TASK REQUIREMENTS: Return the material word for word. Do not include the pictures.

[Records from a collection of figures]
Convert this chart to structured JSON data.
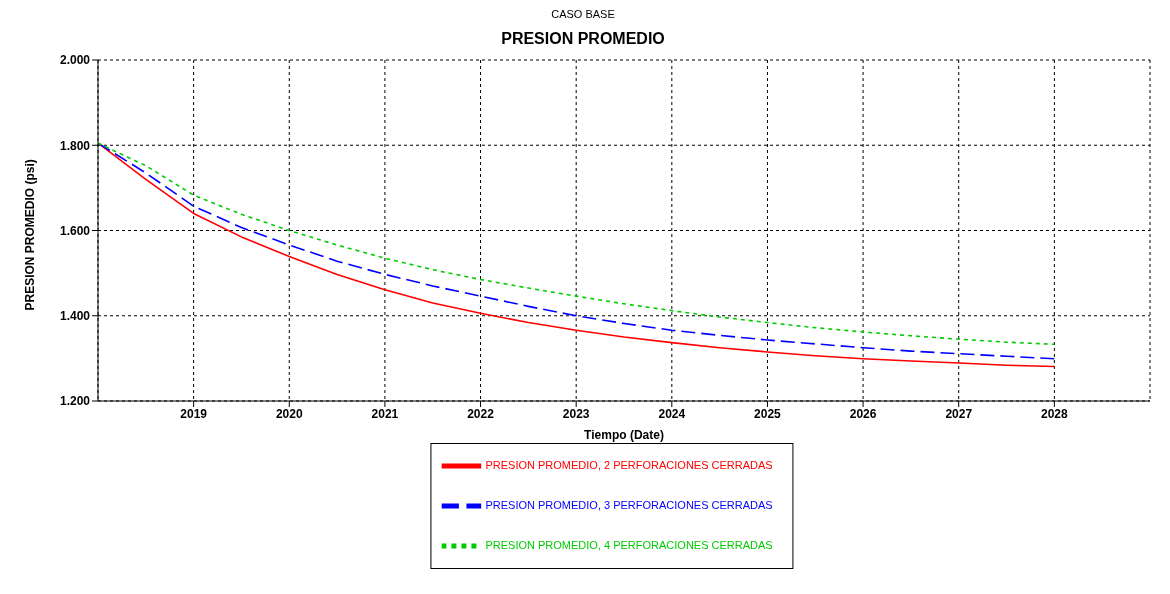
{
  "chart_data": {
    "type": "line",
    "subtitle": "CASO BASE",
    "title": "PRESION PROMEDIO",
    "xlabel": "Tiempo (Date)",
    "ylabel": "PRESION PROMEDIO (psi)",
    "x": [
      2018.0,
      2018.5,
      2019,
      2019.5,
      2020,
      2020.5,
      2021,
      2021.5,
      2022,
      2022.5,
      2023,
      2023.5,
      2024,
      2024.5,
      2025,
      2025.5,
      2026,
      2026.5,
      2027,
      2027.5,
      2028
    ],
    "series": [
      {
        "name": "PRESION PROMEDIO, 2 PERFORACIONES CERRADAS",
        "color": "#ff0000",
        "line_style": "solid",
        "values": [
          1805,
          1720,
          1640,
          1585,
          1539,
          1497,
          1461,
          1430,
          1406,
          1384,
          1366,
          1350,
          1337,
          1325,
          1315,
          1306,
          1299,
          1294,
          1289,
          1284,
          1281
        ]
      },
      {
        "name": "PRESION PROMEDIO, 3 PERFORACIONES CERRADAS",
        "color": "#0000ff",
        "line_style": "dashed",
        "values": [
          1805,
          1735,
          1657,
          1607,
          1566,
          1528,
          1497,
          1470,
          1446,
          1422,
          1400,
          1382,
          1366,
          1354,
          1343,
          1334,
          1325,
          1317,
          1311,
          1305,
          1299
        ]
      },
      {
        "name": "PRESION PROMEDIO, 4 PERFORACIONES CERRADAS",
        "color": "#00cc00",
        "line_style": "dotted",
        "values": [
          1805,
          1752,
          1683,
          1638,
          1600,
          1566,
          1535,
          1508,
          1485,
          1465,
          1446,
          1428,
          1412,
          1397,
          1384,
          1372,
          1362,
          1353,
          1345,
          1338,
          1333
        ]
      }
    ],
    "xlim": [
      2018,
      2029
    ],
    "xticks": [
      2019,
      2020,
      2021,
      2022,
      2023,
      2024,
      2025,
      2026,
      2027,
      2028
    ],
    "ylim": [
      1200,
      2000
    ],
    "yticks": [
      {
        "value": 1200,
        "label": "1.200"
      },
      {
        "value": 1400,
        "label": "1.400"
      },
      {
        "value": 1600,
        "label": "1.600"
      },
      {
        "value": 1800,
        "label": "1.800"
      },
      {
        "value": 2000,
        "label": "2.000"
      }
    ],
    "grid": true,
    "legend": "bottom",
    "marker": "none"
  }
}
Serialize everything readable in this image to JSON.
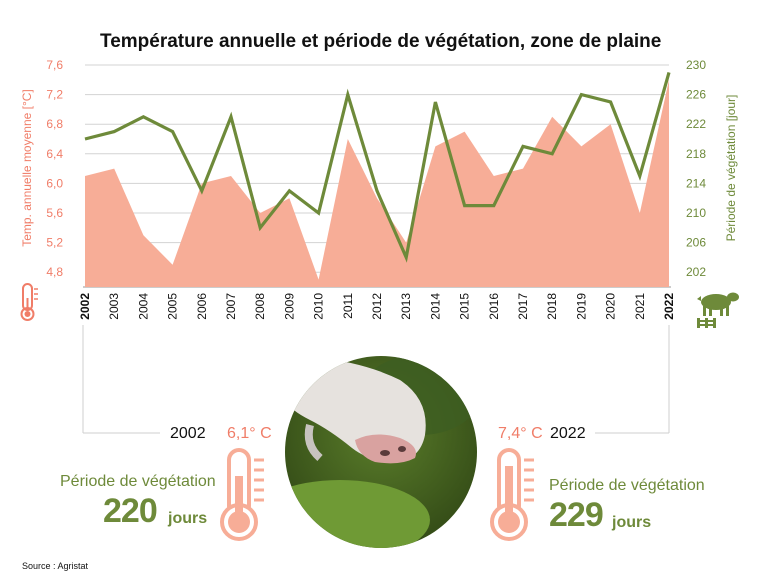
{
  "title": "Température annuelle et période de végétation, zone de plaine",
  "source": "Source : Agristat",
  "colors": {
    "temp": "#f7ad97",
    "temp_text": "#f07d68",
    "green": "#6e8a3a",
    "grid": "#d3d3d3"
  },
  "chart_data": {
    "type": "area+line",
    "title": "Température annuelle et période de végétation, zone de plaine",
    "categories": [
      "2002",
      "2003",
      "2004",
      "2005",
      "2006",
      "2007",
      "2008",
      "2009",
      "2010",
      "2011",
      "2012",
      "2013",
      "2014",
      "2015",
      "2016",
      "2017",
      "2018",
      "2019",
      "2020",
      "2021",
      "2022"
    ],
    "series": [
      {
        "name": "Temp. annuelle moyenne [°C]",
        "type": "area",
        "axis": "left",
        "values": [
          6.1,
          6.2,
          5.3,
          4.9,
          6.0,
          6.1,
          5.6,
          5.8,
          4.7,
          6.6,
          5.8,
          5.2,
          6.5,
          6.7,
          6.1,
          6.2,
          6.9,
          6.5,
          6.8,
          5.6,
          7.4
        ]
      },
      {
        "name": "Période de végétation [jour]",
        "type": "line",
        "axis": "right",
        "values": [
          220,
          221,
          223,
          221,
          213,
          223,
          208,
          213,
          210,
          226,
          213,
          204,
          225,
          211,
          211,
          219,
          218,
          226,
          225,
          215,
          229
        ]
      }
    ],
    "ylabel_left": "Temp. annuelle moyenne [°C]",
    "ylabel_right": "Période de végétation [jour]",
    "yticks_left": [
      "4,8",
      "5,2",
      "5,6",
      "6,0",
      "6,4",
      "6,8",
      "7,2",
      "7,6"
    ],
    "yticks_right": [
      "202",
      "206",
      "210",
      "214",
      "218",
      "222",
      "226",
      "230"
    ],
    "ylim_left": [
      4.6,
      7.6
    ],
    "ylim_right": [
      200,
      230
    ],
    "grid": true
  },
  "summary": {
    "left": {
      "year": "2002",
      "temp": "6,1° C",
      "label": "Période de végétation",
      "days": "220",
      "unit": "jours"
    },
    "right": {
      "year": "2022",
      "temp": "7,4° C",
      "label": "Période de végétation",
      "days": "229",
      "unit": "jours"
    }
  }
}
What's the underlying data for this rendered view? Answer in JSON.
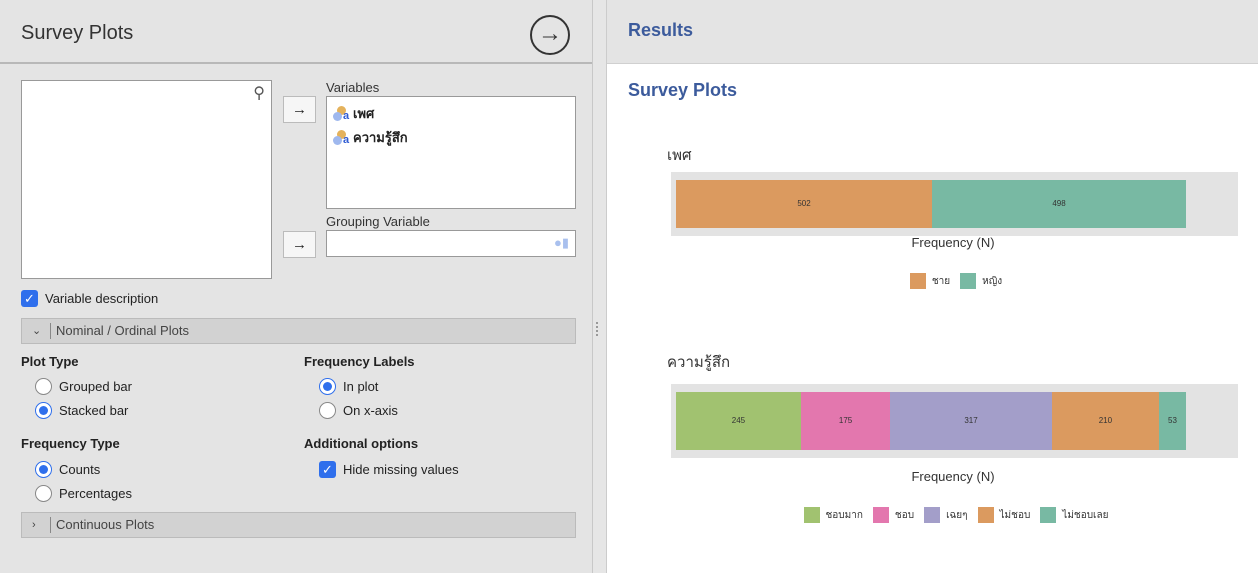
{
  "left": {
    "title": "Survey Plots",
    "run_icon": "arrow-circle-right-icon",
    "variables_label": "Variables",
    "variables": [
      "เพศ",
      "ความรู้สึก"
    ],
    "grouping_label": "Grouping Variable",
    "variable_description": {
      "label": "Variable description",
      "checked": true
    },
    "section_nominal": "Nominal / Ordinal Plots",
    "plot_type": {
      "label": "Plot Type",
      "options": [
        "Grouped bar",
        "Stacked bar"
      ],
      "selected": "Stacked bar"
    },
    "frequency_labels": {
      "label": "Frequency Labels",
      "options": [
        "In plot",
        "On x-axis"
      ],
      "selected": "In plot"
    },
    "frequency_type": {
      "label": "Frequency Type",
      "options": [
        "Counts",
        "Percentages"
      ],
      "selected": "Counts"
    },
    "additional": {
      "label": "Additional options",
      "hide_missing": "Hide missing values",
      "checked": true
    },
    "section_continuous": "Continuous Plots"
  },
  "right": {
    "header": "Results",
    "title": "Survey Plots"
  },
  "chart_data": [
    {
      "type": "bar",
      "stacked": true,
      "orientation": "horizontal",
      "title": "เพศ",
      "xlabel": "Frequency (N)",
      "legend": "bottom",
      "series": [
        {
          "name": "ชาย",
          "value": 502,
          "color": "#DB9A5F"
        },
        {
          "name": "หญิง",
          "value": 498,
          "color": "#78B9A3"
        }
      ]
    },
    {
      "type": "bar",
      "stacked": true,
      "orientation": "horizontal",
      "title": "ความรู้สึก",
      "xlabel": "Frequency (N)",
      "legend": "bottom",
      "series": [
        {
          "name": "ชอบมาก",
          "value": 245,
          "color": "#A1C270"
        },
        {
          "name": "ชอบ",
          "value": 175,
          "color": "#E377AE"
        },
        {
          "name": "เฉยๆ",
          "value": 317,
          "color": "#A39EC9"
        },
        {
          "name": "ไม่ชอบ",
          "value": 210,
          "color": "#DB9A5F"
        },
        {
          "name": "ไม่ชอบเลย",
          "value": 53,
          "color": "#78B9A3"
        }
      ]
    }
  ]
}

WRITTEN RESPONSE:
Convert this chart to structured JSON data.
{
  "chart_data": {
    "type": "line",
    "subtitle": "CASO BASE",
    "title": "PRESION PROMEDIO",
    "xlabel": "Tiempo (Date)",
    "ylabel": "PRESION PROMEDIO (psi)",
    "x": [
      2018.0,
      2018.5,
      2019,
      2019.5,
      2020,
      2020.5,
      2021,
      2021.5,
      2022,
      2022.5,
      2023,
      2023.5,
      2024,
      2024.5,
      2025,
      2025.5,
      2026,
      2026.5,
      2027,
      2027.5,
      2028
    ],
    "series": [
      {
        "name": "PRESION PROMEDIO, 2 PERFORACIONES CERRADAS",
        "color": "#ff0000",
        "line_style": "solid",
        "values": [
          1805,
          1720,
          1640,
          1585,
          1539,
          1497,
          1461,
          1430,
          1406,
          1384,
          1366,
          1350,
          1337,
          1325,
          1315,
          1306,
          1299,
          1294,
          1289,
          1284,
          1281
        ]
      },
      {
        "name": "PRESION PROMEDIO, 3 PERFORACIONES CERRADAS",
        "color": "#0000ff",
        "line_style": "dashed",
        "values": [
          1805,
          1735,
          1657,
          1607,
          1566,
          1528,
          1497,
          1470,
          1446,
          1422,
          1400,
          1382,
          1366,
          1354,
          1343,
          1334,
          1325,
          1317,
          1311,
          1305,
          1299
        ]
      },
      {
        "name": "PRESION PROMEDIO, 4 PERFORACIONES CERRADAS",
        "color": "#00cc00",
        "line_style": "dotted",
        "values": [
          1805,
          1752,
          1683,
          1638,
          1600,
          1566,
          1535,
          1508,
          1485,
          1465,
          1446,
          1428,
          1412,
          1397,
          1384,
          1372,
          1362,
          1353,
          1345,
          1338,
          1333
        ]
      }
    ],
    "xlim": [
      2018,
      2029
    ],
    "xticks": [
      2019,
      2020,
      2021,
      2022,
      2023,
      2024,
      2025,
      2026,
      2027,
      2028
    ],
    "ylim": [
      1200,
      2000
    ],
    "yticks": [
      {
        "value": 1200,
        "label": "1.200"
      },
      {
        "value": 1400,
        "label": "1.400"
      },
      {
        "value": 1600,
        "label": "1.600"
      },
      {
        "value": 1800,
        "label": "1.800"
      },
      {
        "value": 2000,
        "label": "2.000"
      }
    ],
    "grid": true,
    "legend": "bottom",
    "marker": "none"
  }
}
Serialize everything readable in this image to JSON.
{
  "title": "Température annuelle et période de végétation, zone de plaine",
  "source": "Source : Agristat",
  "colors": {
    "temp": "#f7ad97",
    "temp_text": "#f07d68",
    "green": "#6e8a3a",
    "grid": "#d3d3d3"
  },
  "chart_data": {
    "type": "area+line",
    "title": "Température annuelle et période de végétation, zone de plaine",
    "categories": [
      "2002",
      "2003",
      "2004",
      "2005",
      "2006",
      "2007",
      "2008",
      "2009",
      "2010",
      "2011",
      "2012",
      "2013",
      "2014",
      "2015",
      "2016",
      "2017",
      "2018",
      "2019",
      "2020",
      "2021",
      "2022"
    ],
    "series": [
      {
        "name": "Temp. annuelle moyenne [°C]",
        "type": "area",
        "axis": "left",
        "values": [
          6.1,
          6.2,
          5.3,
          4.9,
          6.0,
          6.1,
          5.6,
          5.8,
          4.7,
          6.6,
          5.8,
          5.2,
          6.5,
          6.7,
          6.1,
          6.2,
          6.9,
          6.5,
          6.8,
          5.6,
          7.4
        ]
      },
      {
        "name": "Période de végétation [jour]",
        "type": "line",
        "axis": "right",
        "values": [
          220,
          221,
          223,
          221,
          213,
          223,
          208,
          213,
          210,
          226,
          213,
          204,
          225,
          211,
          211,
          219,
          218,
          226,
          225,
          215,
          229
        ]
      }
    ],
    "ylabel_left": "Temp. annuelle moyenne [°C]",
    "ylabel_right": "Période de végétation [jour]",
    "yticks_left": [
      "4,8",
      "5,2",
      "5,6",
      "6,0",
      "6,4",
      "6,8",
      "7,2",
      "7,6"
    ],
    "yticks_right": [
      "202",
      "206",
      "210",
      "214",
      "218",
      "222",
      "226",
      "230"
    ],
    "ylim_left": [
      4.6,
      7.6
    ],
    "ylim_right": [
      200,
      230
    ],
    "grid": true
  },
  "summary": {
    "left": {
      "year": "2002",
      "temp": "6,1° C",
      "label": "Période de végétation",
      "days": "220",
      "unit": "jours"
    },
    "right": {
      "year": "2022",
      "temp": "7,4° C",
      "label": "Période de végétation",
      "days": "229",
      "unit": "jours"
    }
  }
}
What's the underlying data for this rendered view? Answer in JSON.
{
  "left": {
    "title": "Survey Plots",
    "run_icon": "arrow-circle-right-icon",
    "variables_label": "Variables",
    "variables": [
      "เพศ",
      "ความรู้สึก"
    ],
    "grouping_label": "Grouping Variable",
    "variable_description": {
      "label": "Variable description",
      "checked": true
    },
    "section_nominal": "Nominal / Ordinal Plots",
    "plot_type": {
      "label": "Plot Type",
      "options": [
        "Grouped bar",
        "Stacked bar"
      ],
      "selected": "Stacked bar"
    },
    "frequency_labels": {
      "label": "Frequency Labels",
      "options": [
        "In plot",
        "On x-axis"
      ],
      "selected": "In plot"
    },
    "frequency_type": {
      "label": "Frequency Type",
      "options": [
        "Counts",
        "Percentages"
      ],
      "selected": "Counts"
    },
    "additional": {
      "label": "Additional options",
      "hide_missing": "Hide missing values",
      "checked": true
    },
    "section_continuous": "Continuous Plots"
  },
  "right": {
    "header": "Results",
    "title": "Survey Plots"
  },
  "chart_data": [
    {
      "type": "bar",
      "stacked": true,
      "orientation": "horizontal",
      "title": "เพศ",
      "xlabel": "Frequency (N)",
      "legend": "bottom",
      "series": [
        {
          "name": "ชาย",
          "value": 502,
          "color": "#DB9A5F"
        },
        {
          "name": "หญิง",
          "value": 498,
          "color": "#78B9A3"
        }
      ]
    },
    {
      "type": "bar",
      "stacked": true,
      "orientation": "horizontal",
      "title": "ความรู้สึก",
      "xlabel": "Frequency (N)",
      "legend": "bottom",
      "series": [
        {
          "name": "ชอบมาก",
          "value": 245,
          "color": "#A1C270"
        },
        {
          "name": "ชอบ",
          "value": 175,
          "color": "#E377AE"
        },
        {
          "name": "เฉยๆ",
          "value": 317,
          "color": "#A39EC9"
        },
        {
          "name": "ไม่ชอบ",
          "value": 210,
          "color": "#DB9A5F"
        },
        {
          "name": "ไม่ชอบเลย",
          "value": 53,
          "color": "#78B9A3"
        }
      ]
    }
  ]
}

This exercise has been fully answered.